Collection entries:
※ ※ ※

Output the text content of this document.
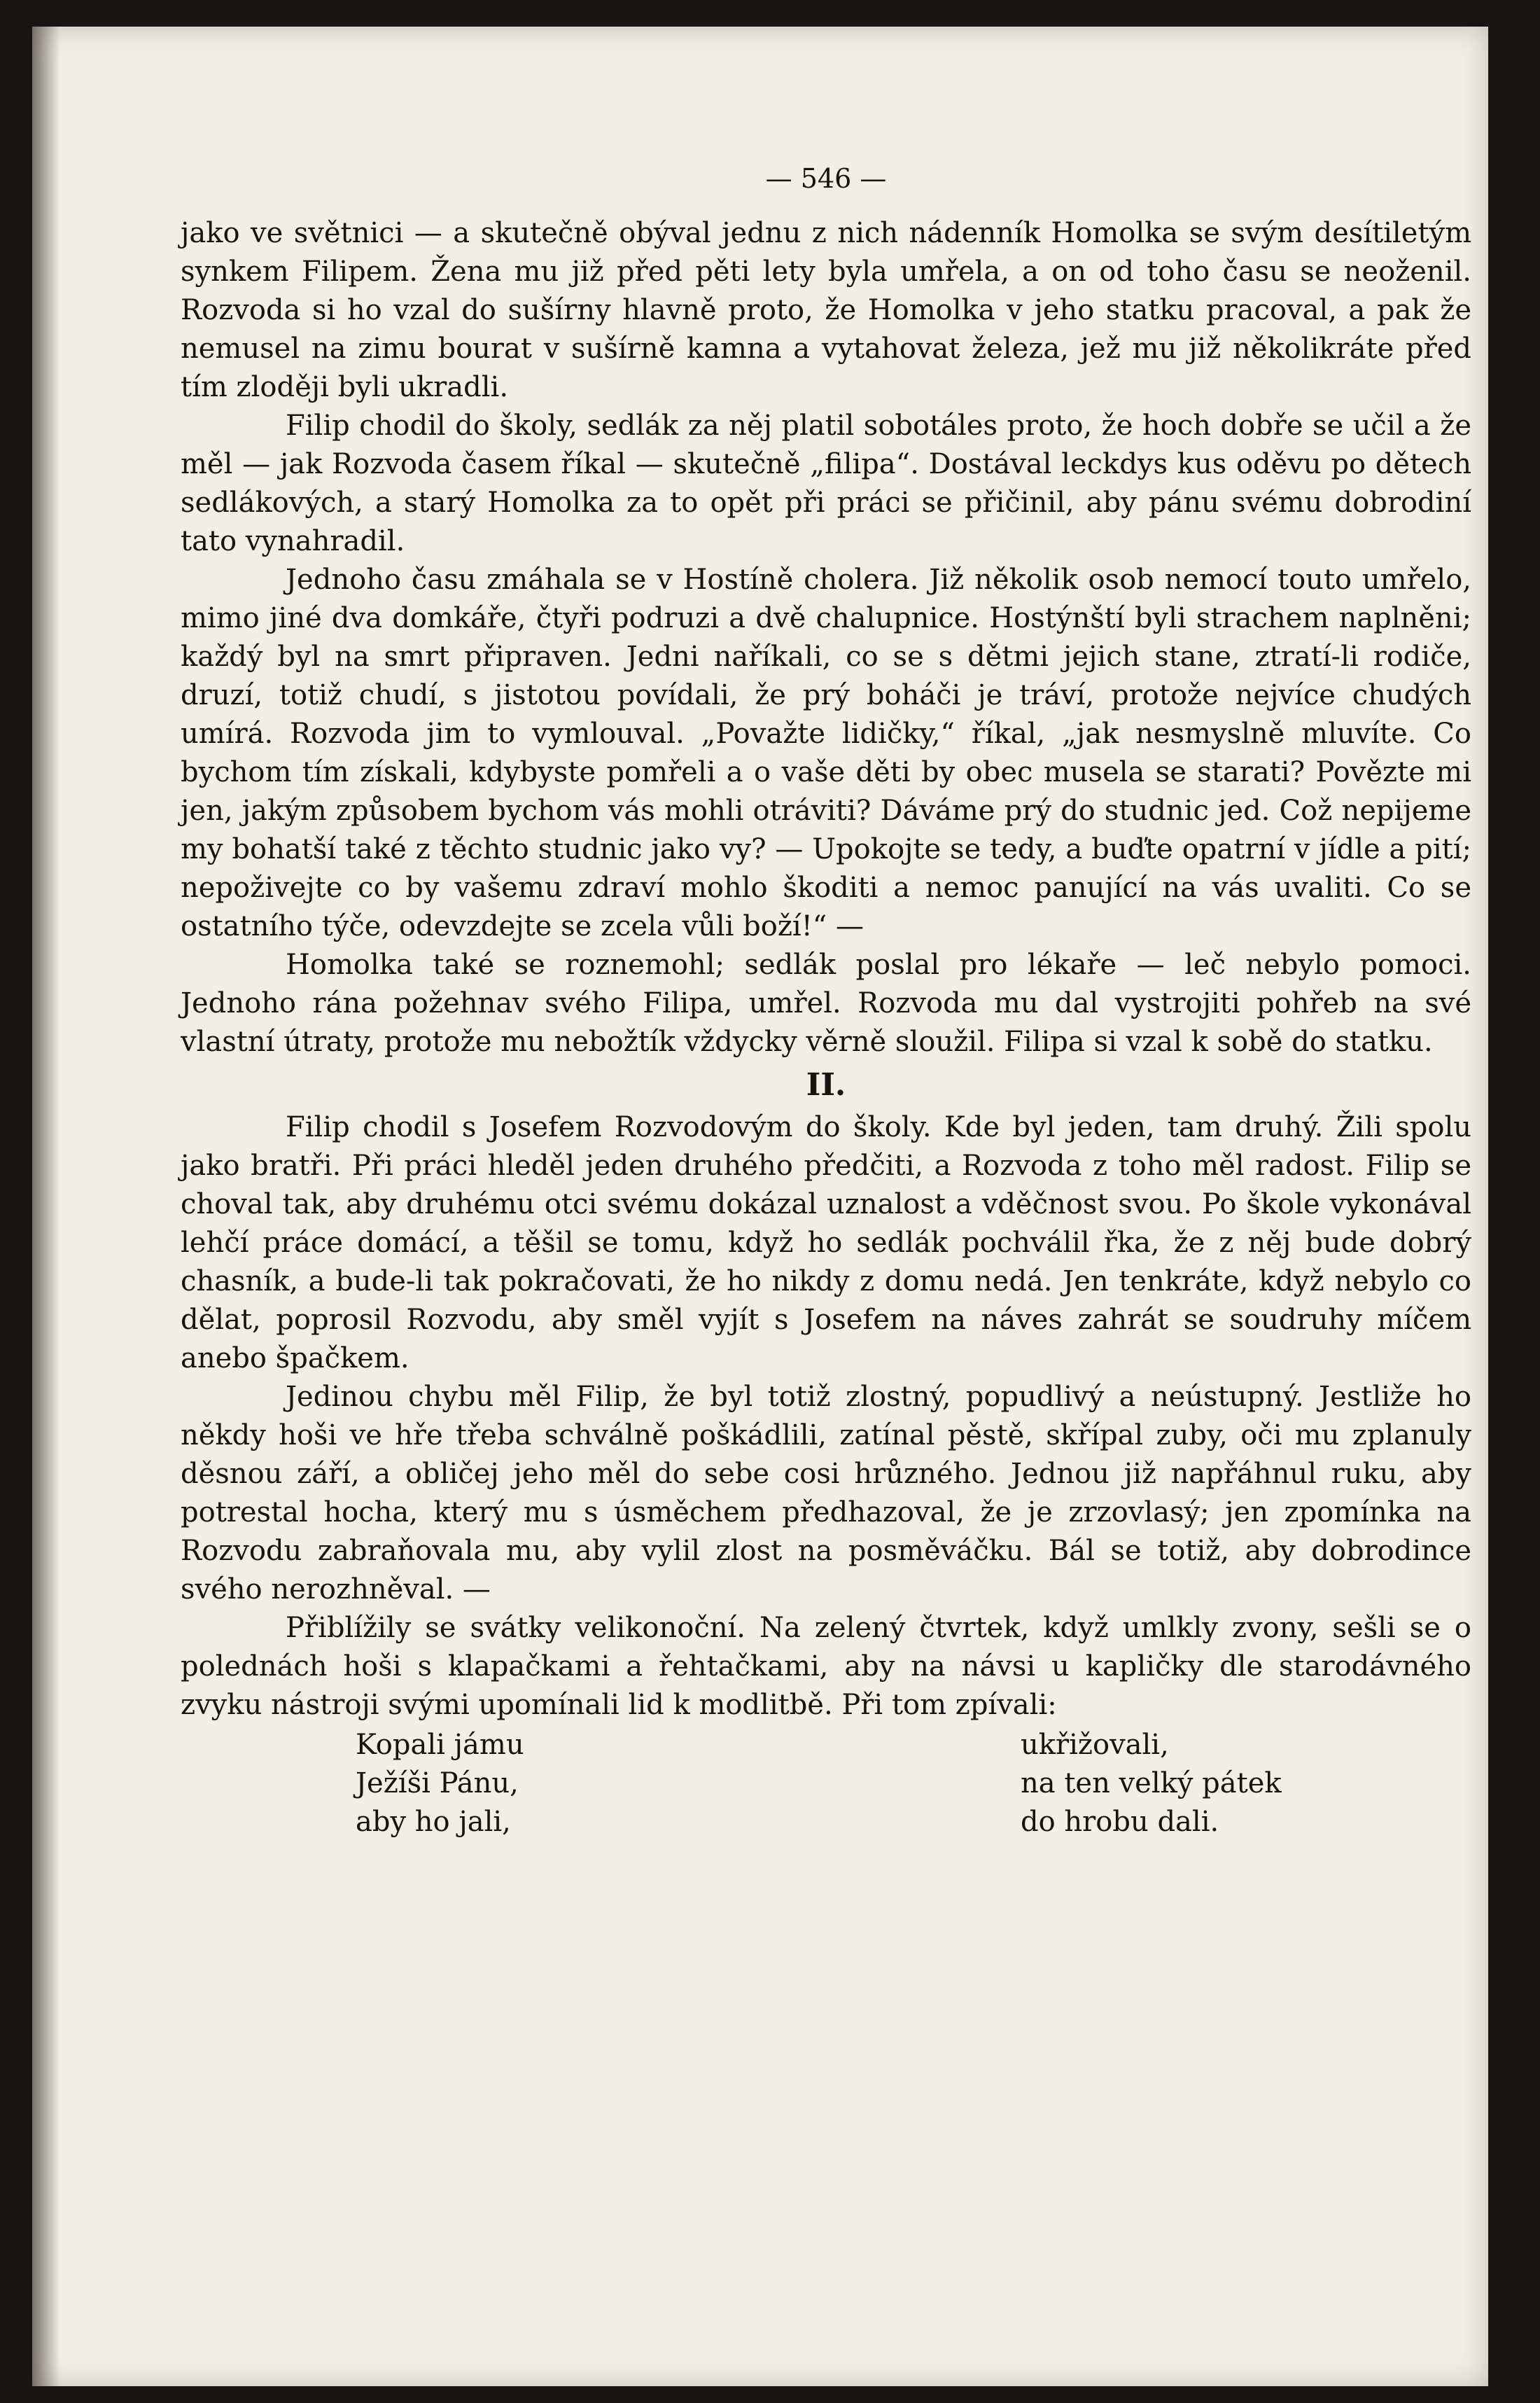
— 546 —

jako ve světnici — a skutečně obýval jednu z nich nádenník Homolka se svým desítiletým synkem Filipem. Žena mu již před pěti lety byla umřela, a on od toho času se neoženil. Rozvoda si ho vzal do sušírny hlavně proto, že Homolka v jeho statku pracoval, a pak že nemusel na zimu bourat v sušírně kamna a vytahovat železa, jež mu již několikráte před tím zloději byli ukradli.

Filip chodil do školy, sedlák za něj platil sobotáles proto, že hoch dobře se učil a že měl — jak Rozvoda časem říkal — skutečně „filipa“. Dostával leckdys kus oděvu po dětech sedlákových, a starý Homolka za to opět při práci se přičinil, aby pánu svému dobrodiní tato vynahradil.

Jednoho času zmáhala se v Hostíně cholera. Již několik osob nemocí touto umřelo, mimo jiné dva domkáře, čtyři podruzi a dvě chalupnice. Hostýnští byli strachem naplněni; každý byl na smrt připraven. Jedni naříkali, co se s dětmi jejich stane, ztratí-li rodiče, druzí, totiž chudí, s jistotou povídali, že prý boháči je tráví, protože nejvíce chudých umírá. Rozvoda jim to vymlouval. „Považte lidičky,“ říkal, „jak nesmyslně mluvíte. Co bychom tím získali, kdybyste pomřeli a o vaše děti by obec musela se starati? Povězte mi jen, jakým způsobem bychom vás mohli otráviti? Dáváme prý do studnic jed. Což nepijeme my bohatší také z těchto studnic jako vy? — Upokojte se tedy, a buďte opatrní v jídle a pití; nepoživejte co by vašemu zdraví mohlo škoditi a nemoc panující na vás uvaliti. Co se ostatního týče, odevzdejte se zcela vůli boží!“ —

Homolka také se roznemohl; sedlák poslal pro lékaře — leč nebylo pomoci. Jednoho rána požehnav svého Filipa, umřel. Rozvoda mu dal vystrojiti pohřeb na své vlastní útraty, protože mu nebožtík vždycky věrně sloužil. Filipa si vzal k sobě do statku.

II.

Filip chodil s Josefem Rozvodovým do školy. Kde byl jeden, tam druhý. Žili spolu jako bratři. Při práci hleděl jeden druhého předčiti, a Rozvoda z toho měl radost. Filip se choval tak, aby druhému otci svému dokázal uznalost a vděčnost svou. Po škole vykonával lehčí práce domácí, a těšil se tomu, když ho sedlák pochválil řka, že z něj bude dobrý chasník, a bude-li tak pokračovati, že ho nikdy z domu nedá. Jen tenkráte, když nebylo co dělat, poprosil Rozvodu, aby směl vyjít s Josefem na náves zahrát se soudruhy míčem anebo špačkem.

Jedinou chybu měl Filip, že byl totiž zlostný, popudlivý a neústupný. Jestliže ho někdy hoši ve hře třeba schválně poškádlili, zatínal pěstě, skřípal zuby, oči mu zplanuly děsnou září, a obličej jeho měl do sebe cosi hrůzného. Jednou již napřáhnul ruku, aby potrestal hocha, který mu s úsměchem předhazoval, že je zrzovlasý; jen zpomínka na Rozvodu zabraňovala mu, aby vylil zlost na posměváčku. Bál se totiž, aby dobrodince svého nerozhněval. —

Přiblížily se svátky velikonoční. Na zelený čtvrtek, když umlkly zvony, sešli se o polednách hoši s klapačkami a řehtačkami, aby na návsi u kapličky dle starodávného zvyku nástroji svými upomínali lid k modlitbě. Při tom zpívali:

Kopali jámu
Ježíši Pánu,
aby ho jali,
ukřižovali,
na ten velký pátek
do hrobu dali.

※ ※ ※

• Instructions for the task
Exact duplication of all the records is required; pictures are omitted from the copy.

• Task response
Output the text content of this document.
— 546 —

jako ve světnici — a skutečně obýval jednu z nich nádenník Homolka se svým desítiletým synkem Filipem. Žena mu již před pěti lety byla umřela, a on od toho času se neoženil. Rozvoda si ho vzal do sušírny hlavně proto, že Homolka v jeho statku pracoval, a pak že nemusel na zimu bourat v sušírně kamna a vytahovat železa, jež mu již několikráte před tím zloději byli ukradli.

Filip chodil do školy, sedlák za něj platil sobotáles proto, že hoch dobře se učil a že měl — jak Rozvoda časem říkal — skutečně „filipa“. Dostával leckdys kus oděvu po dětech sedlákových, a starý Homolka za to opět při práci se přičinil, aby pánu svému dobrodiní tato vynahradil.

Jednoho času zmáhala se v Hostíně cholera. Již několik osob nemocí touto umřelo, mimo jiné dva domkáře, čtyři podruzi a dvě chalupnice. Hostýnští byli strachem naplněni; každý byl na smrt připraven. Jedni naříkali, co se s dětmi jejich stane, ztratí-li rodiče, druzí, totiž chudí, s jistotou povídali, že prý boháči je tráví, protože nejvíce chudých umírá. Rozvoda jim to vymlouval. „Považte lidičky,“ říkal, „jak nesmyslně mluvíte. Co bychom tím získali, kdybyste pomřeli a o vaše děti by obec musela se starati? Povězte mi jen, jakým způsobem bychom vás mohli otráviti? Dáváme prý do studnic jed. Což nepijeme my bohatší také z těchto studnic jako vy? — Upokojte se tedy, a buďte opatrní v jídle a pití; nepoživejte co by vašemu zdraví mohlo škoditi a nemoc panující na vás uvaliti. Co se ostatního týče, odevzdejte se zcela vůli boží!“ —

Homolka také se roznemohl; sedlák poslal pro lékaře — leč nebylo pomoci. Jednoho rána požehnav svého Filipa, umřel. Rozvoda mu dal vystrojiti pohřeb na své vlastní útraty, protože mu nebožtík vždycky věrně sloužil. Filipa si vzal k sobě do statku.

II.

Filip chodil s Josefem Rozvodovým do školy. Kde byl jeden, tam druhý. Žili spolu jako bratři. Při práci hleděl jeden druhého předčiti, a Rozvoda z toho měl radost. Filip se choval tak, aby druhému otci svému dokázal uznalost a vděčnost svou. Po škole vykonával lehčí práce domácí, a těšil se tomu, když ho sedlák pochválil řka, že z něj bude dobrý chasník, a bude-li tak pokračovati, že ho nikdy z domu nedá. Jen tenkráte, když nebylo co dělat, poprosil Rozvodu, aby směl vyjít s Josefem na náves zahrát se soudruhy míčem anebo špačkem.

Jedinou chybu měl Filip, že byl totiž zlostný, popudlivý a neústupný. Jestliže ho někdy hoši ve hře třeba schválně poškádlili, zatínal pěstě, skřípal zuby, oči mu zplanuly děsnou září, a obličej jeho měl do sebe cosi hrůzného. Jednou již napřáhnul ruku, aby potrestal hocha, který mu s úsměchem předhazoval, že je zrzovlasý; jen zpomínka na Rozvodu zabraňovala mu, aby vylil zlost na posměváčku. Bál se totiž, aby dobrodince svého nerozhněval. —

Přiblížily se svátky velikonoční. Na zelený čtvrtek, když umlkly zvony, sešli se o polednách hoši s klapačkami a řehtačkami, aby na návsi u kapličky dle starodávného zvyku nástroji svými upomínali lid k modlitbě. Při tom zpívali:

Kopali jámu
Ježíši Pánu,
aby ho jali,
ukřižovali,
na ten velký pátek
do hrobu dali.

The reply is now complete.